• [What is expected] Omit all images. Transcribe the rest of the material below exactly.

-------- Given entries

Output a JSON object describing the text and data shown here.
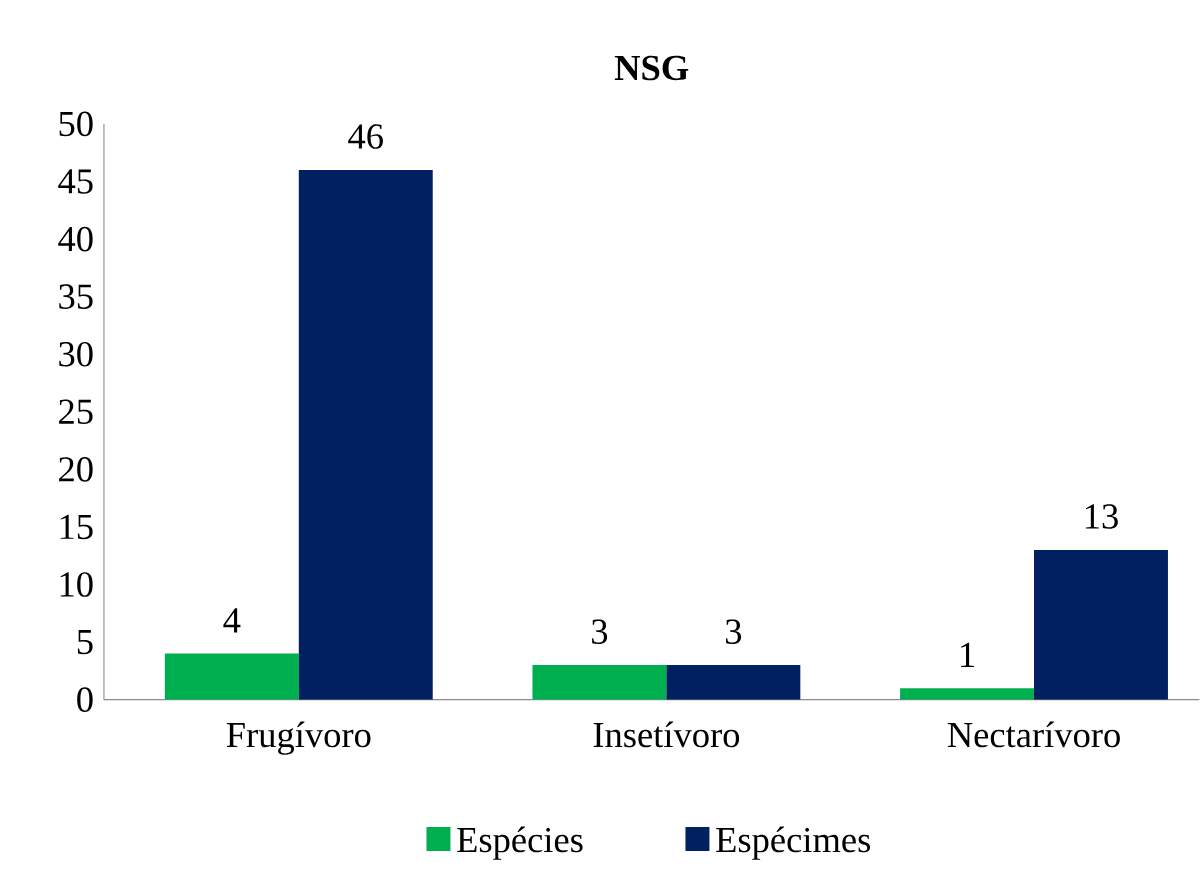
{
  "chart_data": {
    "type": "bar",
    "title": "**NSG**",
    "categories": [
      "Frugívoro",
      "Insetívoro",
      "Nectarívoro"
    ],
    "series": [
      {
        "name": "Espécies",
        "color": "#00b050",
        "values": [
          4,
          3,
          1
        ]
      },
      {
        "name": "Espécimes",
        "color": "#002060",
        "values": [
          46,
          3,
          13
        ]
      }
    ],
    "ylim": [
      0,
      50
    ],
    "yticks": [
      0,
      5,
      10,
      15,
      20,
      25,
      30,
      35,
      40,
      45,
      50
    ],
    "data_labels": true,
    "legend": "bottom",
    "grid": false
  }
}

----------------

• [Answer to this problem]
Output a JSON object describing the text and data shown here.
{
  "chart_data": {
    "type": "bar",
    "title": "**NSG**",
    "categories": [
      "Frugívoro",
      "Insetívoro",
      "Nectarívoro"
    ],
    "series": [
      {
        "name": "Espécies",
        "color": "#00b050",
        "values": [
          4,
          3,
          1
        ]
      },
      {
        "name": "Espécimes",
        "color": "#002060",
        "values": [
          46,
          3,
          13
        ]
      }
    ],
    "ylim": [
      0,
      50
    ],
    "yticks": [
      0,
      5,
      10,
      15,
      20,
      25,
      30,
      35,
      40,
      45,
      50
    ],
    "data_labels": true,
    "legend": "bottom",
    "grid": false
  }
}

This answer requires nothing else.